-- EXTRACTED RECORDS start --

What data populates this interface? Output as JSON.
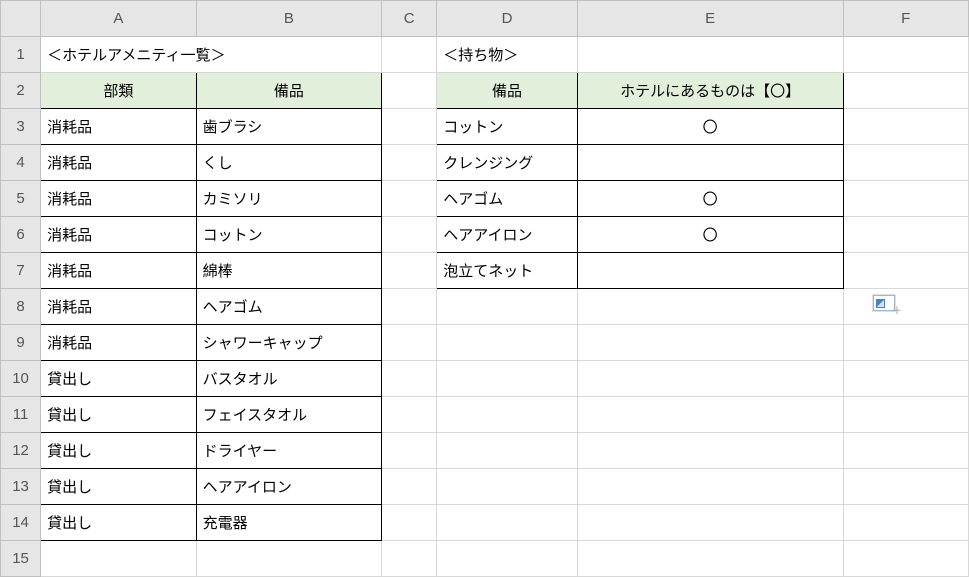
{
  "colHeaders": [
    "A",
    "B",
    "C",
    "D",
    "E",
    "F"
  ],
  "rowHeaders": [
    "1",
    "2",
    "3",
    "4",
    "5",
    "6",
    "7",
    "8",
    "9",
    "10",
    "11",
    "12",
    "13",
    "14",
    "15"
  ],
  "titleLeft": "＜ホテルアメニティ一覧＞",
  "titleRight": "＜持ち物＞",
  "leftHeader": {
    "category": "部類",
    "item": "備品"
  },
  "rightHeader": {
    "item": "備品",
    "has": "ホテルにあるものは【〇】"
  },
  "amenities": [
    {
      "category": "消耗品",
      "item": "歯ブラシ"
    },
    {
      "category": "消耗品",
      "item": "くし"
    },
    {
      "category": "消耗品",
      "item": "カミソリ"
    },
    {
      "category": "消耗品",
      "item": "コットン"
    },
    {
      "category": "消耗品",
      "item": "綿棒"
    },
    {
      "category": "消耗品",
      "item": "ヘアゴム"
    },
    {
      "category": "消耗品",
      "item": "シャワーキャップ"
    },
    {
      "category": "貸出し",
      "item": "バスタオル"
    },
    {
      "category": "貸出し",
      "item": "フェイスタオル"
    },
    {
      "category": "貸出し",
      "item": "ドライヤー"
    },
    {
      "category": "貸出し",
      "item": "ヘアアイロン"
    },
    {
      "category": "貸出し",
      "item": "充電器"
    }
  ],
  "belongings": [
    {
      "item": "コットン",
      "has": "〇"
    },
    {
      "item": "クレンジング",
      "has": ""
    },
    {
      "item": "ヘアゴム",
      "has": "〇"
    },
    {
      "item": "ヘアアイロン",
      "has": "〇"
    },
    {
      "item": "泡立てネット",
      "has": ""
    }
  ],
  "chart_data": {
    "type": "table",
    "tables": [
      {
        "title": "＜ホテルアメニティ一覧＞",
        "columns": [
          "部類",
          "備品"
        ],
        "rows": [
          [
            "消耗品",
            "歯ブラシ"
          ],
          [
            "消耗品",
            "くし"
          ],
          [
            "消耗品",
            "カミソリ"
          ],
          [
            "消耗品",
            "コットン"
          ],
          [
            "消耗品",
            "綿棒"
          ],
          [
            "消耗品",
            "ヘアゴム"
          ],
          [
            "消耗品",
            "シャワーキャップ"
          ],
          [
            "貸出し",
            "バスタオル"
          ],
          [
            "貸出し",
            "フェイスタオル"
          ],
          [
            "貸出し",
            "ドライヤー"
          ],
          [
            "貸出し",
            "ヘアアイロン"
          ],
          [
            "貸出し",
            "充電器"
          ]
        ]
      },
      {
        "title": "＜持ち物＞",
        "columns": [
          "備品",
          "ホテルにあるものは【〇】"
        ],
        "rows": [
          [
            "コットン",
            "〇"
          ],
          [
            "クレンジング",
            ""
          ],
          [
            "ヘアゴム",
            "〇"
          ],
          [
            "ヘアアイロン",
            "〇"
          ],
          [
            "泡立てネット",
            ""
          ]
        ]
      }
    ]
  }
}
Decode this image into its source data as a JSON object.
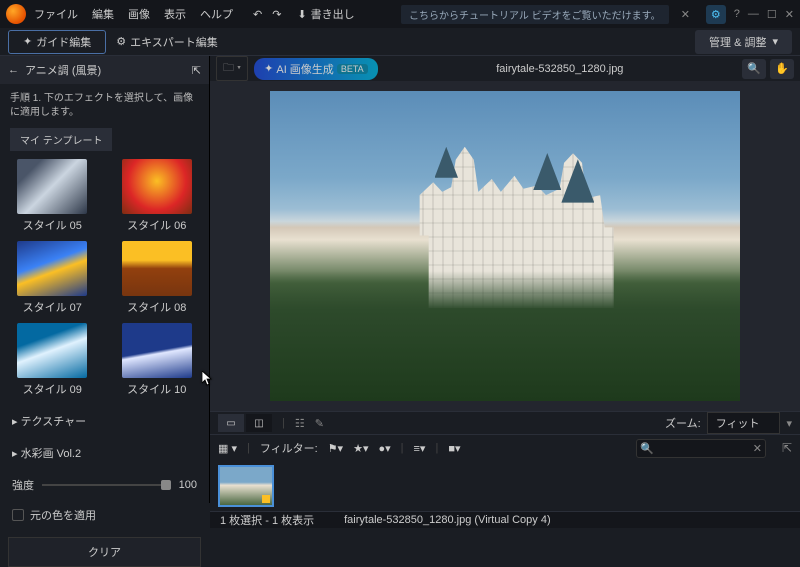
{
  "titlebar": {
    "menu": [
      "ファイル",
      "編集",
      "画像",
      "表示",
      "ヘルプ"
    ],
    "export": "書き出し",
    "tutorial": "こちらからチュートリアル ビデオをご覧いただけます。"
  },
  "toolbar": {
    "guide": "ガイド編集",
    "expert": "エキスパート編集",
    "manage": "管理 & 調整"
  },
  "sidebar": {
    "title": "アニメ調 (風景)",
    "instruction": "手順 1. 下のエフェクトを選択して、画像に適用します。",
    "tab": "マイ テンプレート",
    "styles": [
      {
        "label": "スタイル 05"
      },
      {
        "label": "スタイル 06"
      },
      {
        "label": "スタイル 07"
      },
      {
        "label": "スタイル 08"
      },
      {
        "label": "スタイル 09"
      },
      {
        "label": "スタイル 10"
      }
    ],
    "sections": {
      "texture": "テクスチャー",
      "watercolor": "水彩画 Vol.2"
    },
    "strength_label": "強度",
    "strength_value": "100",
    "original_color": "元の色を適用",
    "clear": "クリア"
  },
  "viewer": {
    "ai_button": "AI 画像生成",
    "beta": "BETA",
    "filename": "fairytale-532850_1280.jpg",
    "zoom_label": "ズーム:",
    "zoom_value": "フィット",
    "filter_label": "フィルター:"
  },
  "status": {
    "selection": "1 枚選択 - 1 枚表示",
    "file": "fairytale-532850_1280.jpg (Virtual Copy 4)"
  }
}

-- EXTRACTED RECORDS end --

• **THE TASK**: Copy out each record shown above without alteration, skipping any picture.

• **THE OUTPUT**:
What data populates this interface? Output as JSON.
{
  "colHeaders": [
    "A",
    "B",
    "C",
    "D",
    "E",
    "F"
  ],
  "rowHeaders": [
    "1",
    "2",
    "3",
    "4",
    "5",
    "6",
    "7",
    "8",
    "9",
    "10",
    "11",
    "12",
    "13",
    "14",
    "15"
  ],
  "titleLeft": "＜ホテルアメニティ一覧＞",
  "titleRight": "＜持ち物＞",
  "leftHeader": {
    "category": "部類",
    "item": "備品"
  },
  "rightHeader": {
    "item": "備品",
    "has": "ホテルにあるものは【〇】"
  },
  "amenities": [
    {
      "category": "消耗品",
      "item": "歯ブラシ"
    },
    {
      "category": "消耗品",
      "item": "くし"
    },
    {
      "category": "消耗品",
      "item": "カミソリ"
    },
    {
      "category": "消耗品",
      "item": "コットン"
    },
    {
      "category": "消耗品",
      "item": "綿棒"
    },
    {
      "category": "消耗品",
      "item": "ヘアゴム"
    },
    {
      "category": "消耗品",
      "item": "シャワーキャップ"
    },
    {
      "category": "貸出し",
      "item": "バスタオル"
    },
    {
      "category": "貸出し",
      "item": "フェイスタオル"
    },
    {
      "category": "貸出し",
      "item": "ドライヤー"
    },
    {
      "category": "貸出し",
      "item": "ヘアアイロン"
    },
    {
      "category": "貸出し",
      "item": "充電器"
    }
  ],
  "belongings": [
    {
      "item": "コットン",
      "has": "〇"
    },
    {
      "item": "クレンジング",
      "has": ""
    },
    {
      "item": "ヘアゴム",
      "has": "〇"
    },
    {
      "item": "ヘアアイロン",
      "has": "〇"
    },
    {
      "item": "泡立てネット",
      "has": ""
    }
  ],
  "chart_data": {
    "type": "table",
    "tables": [
      {
        "title": "＜ホテルアメニティ一覧＞",
        "columns": [
          "部類",
          "備品"
        ],
        "rows": [
          [
            "消耗品",
            "歯ブラシ"
          ],
          [
            "消耗品",
            "くし"
          ],
          [
            "消耗品",
            "カミソリ"
          ],
          [
            "消耗品",
            "コットン"
          ],
          [
            "消耗品",
            "綿棒"
          ],
          [
            "消耗品",
            "ヘアゴム"
          ],
          [
            "消耗品",
            "シャワーキャップ"
          ],
          [
            "貸出し",
            "バスタオル"
          ],
          [
            "貸出し",
            "フェイスタオル"
          ],
          [
            "貸出し",
            "ドライヤー"
          ],
          [
            "貸出し",
            "ヘアアイロン"
          ],
          [
            "貸出し",
            "充電器"
          ]
        ]
      },
      {
        "title": "＜持ち物＞",
        "columns": [
          "備品",
          "ホテルにあるものは【〇】"
        ],
        "rows": [
          [
            "コットン",
            "〇"
          ],
          [
            "クレンジング",
            ""
          ],
          [
            "ヘアゴム",
            "〇"
          ],
          [
            "ヘアアイロン",
            "〇"
          ],
          [
            "泡立てネット",
            ""
          ]
        ]
      }
    ]
  }
}
Decode this image into its source data as a JSON object.
{
  "titlebar": {
    "menu": [
      "ファイル",
      "編集",
      "画像",
      "表示",
      "ヘルプ"
    ],
    "export": "書き出し",
    "tutorial": "こちらからチュートリアル ビデオをご覧いただけます。"
  },
  "toolbar": {
    "guide": "ガイド編集",
    "expert": "エキスパート編集",
    "manage": "管理 & 調整"
  },
  "sidebar": {
    "title": "アニメ調 (風景)",
    "instruction": "手順 1. 下のエフェクトを選択して、画像に適用します。",
    "tab": "マイ テンプレート",
    "styles": [
      {
        "label": "スタイル 05"
      },
      {
        "label": "スタイル 06"
      },
      {
        "label": "スタイル 07"
      },
      {
        "label": "スタイル 08"
      },
      {
        "label": "スタイル 09"
      },
      {
        "label": "スタイル 10"
      }
    ],
    "sections": {
      "texture": "テクスチャー",
      "watercolor": "水彩画 Vol.2"
    },
    "strength_label": "強度",
    "strength_value": "100",
    "original_color": "元の色を適用",
    "clear": "クリア"
  },
  "viewer": {
    "ai_button": "AI 画像生成",
    "beta": "BETA",
    "filename": "fairytale-532850_1280.jpg",
    "zoom_label": "ズーム:",
    "zoom_value": "フィット",
    "filter_label": "フィルター:"
  },
  "status": {
    "selection": "1 枚選択 - 1 枚表示",
    "file": "fairytale-532850_1280.jpg (Virtual Copy 4)"
  }
}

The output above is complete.